> **WHAT THE TASK ASKS**
Copy out the listing that follows exactly, dropping every picture.

> **Saved entries**
○ ○ ○

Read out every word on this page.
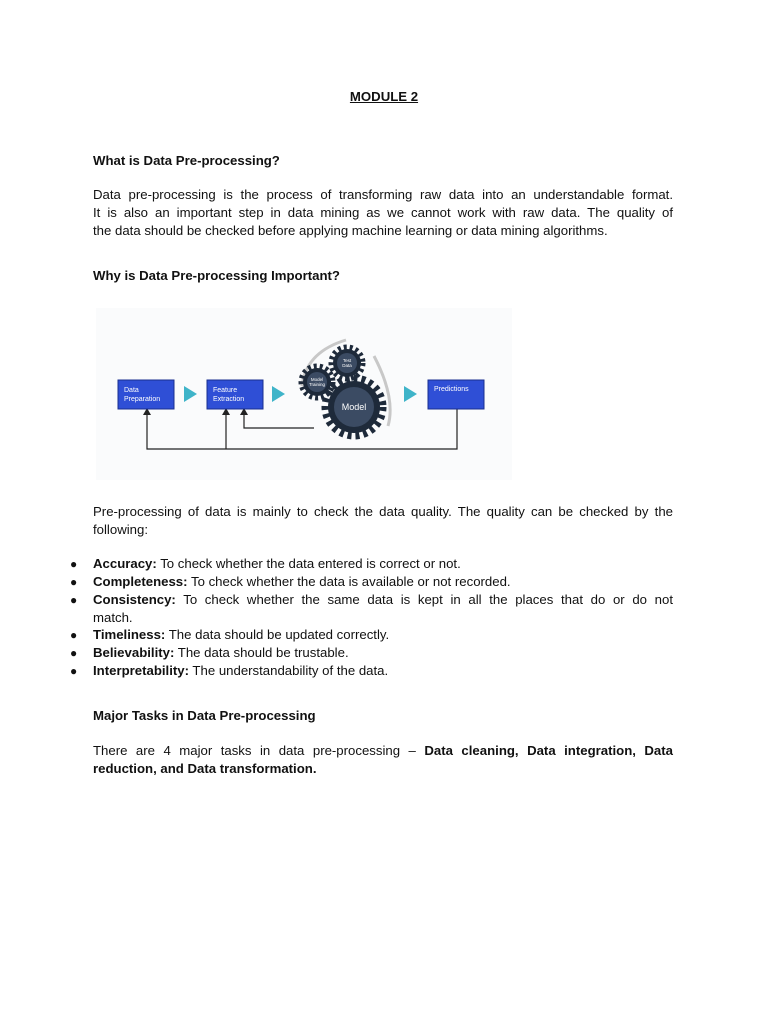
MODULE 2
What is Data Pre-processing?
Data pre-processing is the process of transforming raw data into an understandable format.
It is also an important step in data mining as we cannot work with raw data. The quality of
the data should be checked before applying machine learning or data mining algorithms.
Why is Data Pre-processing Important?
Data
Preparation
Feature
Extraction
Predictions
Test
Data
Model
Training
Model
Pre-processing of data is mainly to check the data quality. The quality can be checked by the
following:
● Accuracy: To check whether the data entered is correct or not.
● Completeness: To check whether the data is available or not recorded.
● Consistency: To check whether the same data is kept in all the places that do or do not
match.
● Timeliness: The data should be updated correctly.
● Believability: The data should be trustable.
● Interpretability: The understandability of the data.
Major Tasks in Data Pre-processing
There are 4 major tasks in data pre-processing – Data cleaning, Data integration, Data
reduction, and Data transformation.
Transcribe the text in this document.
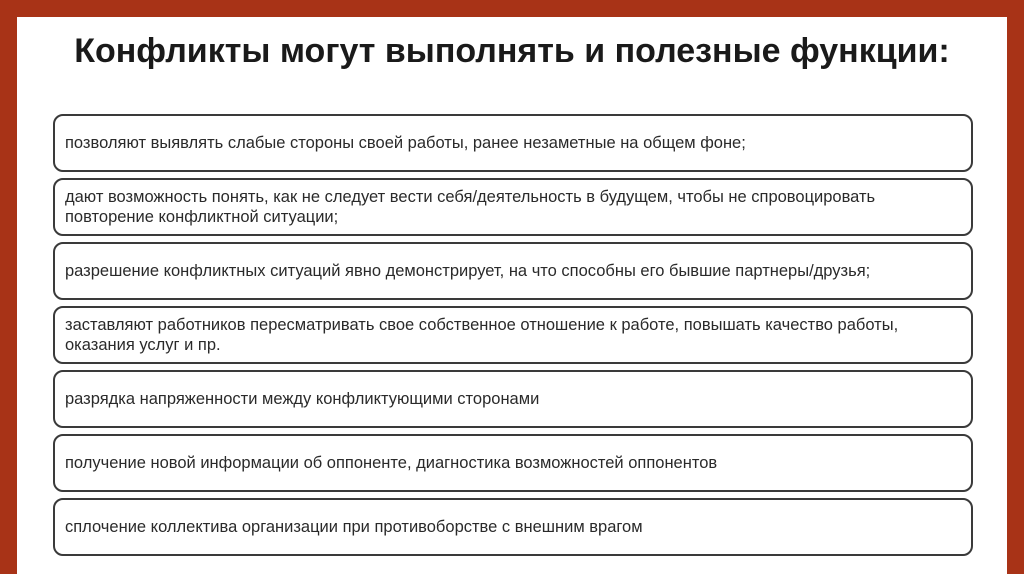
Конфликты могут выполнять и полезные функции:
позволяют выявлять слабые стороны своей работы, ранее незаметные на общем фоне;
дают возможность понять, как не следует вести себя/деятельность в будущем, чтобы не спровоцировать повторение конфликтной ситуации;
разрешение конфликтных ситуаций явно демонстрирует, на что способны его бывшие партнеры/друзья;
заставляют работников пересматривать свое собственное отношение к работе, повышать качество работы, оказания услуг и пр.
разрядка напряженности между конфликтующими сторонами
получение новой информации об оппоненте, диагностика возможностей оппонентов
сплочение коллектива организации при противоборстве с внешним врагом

○ ○ ○

> **FULL RESPONSE**
Read out every word on this page.
MODULE 2
What is Data Pre-processing?
Data pre-processing is the process of transforming raw data into an understandable format.
It is also an important step in data mining as we cannot work with raw data. The quality of
the data should be checked before applying machine learning or data mining algorithms.
Why is Data Pre-processing Important?
Data
Preparation
Feature
Extraction
Predictions
Test
Data
Model
Training
Model
Pre-processing of data is mainly to check the data quality. The quality can be checked by the
following:
● Accuracy: To check whether the data entered is correct or not.
● Completeness: To check whether the data is available or not recorded.
● Consistency: To check whether the same data is kept in all the places that do or do not
match.
● Timeliness: The data should be updated correctly.
● Believability: The data should be trustable.
● Interpretability: The understandability of the data.
Major Tasks in Data Pre-processing
There are 4 major tasks in data pre-processing – Data cleaning, Data integration, Data
reduction, and Data transformation.
Transcribe the text in this document.
Конфликты могут выполнять и полезные функции:
позволяют выявлять слабые стороны своей работы, ранее незаметные на общем фоне;
дают возможность понять, как не следует вести себя/деятельность в будущем, чтобы не спровоцировать повторение конфликтной ситуации;
разрешение конфликтных ситуаций явно демонстрирует, на что способны его бывшие партнеры/друзья;
заставляют работников пересматривать свое собственное отношение к работе, повышать качество работы, оказания услуг и пр.
разрядка напряженности между конфликтующими сторонами
получение новой информации об оппоненте, диагностика возможностей оппонентов
сплочение коллектива организации при противоборстве с внешним врагом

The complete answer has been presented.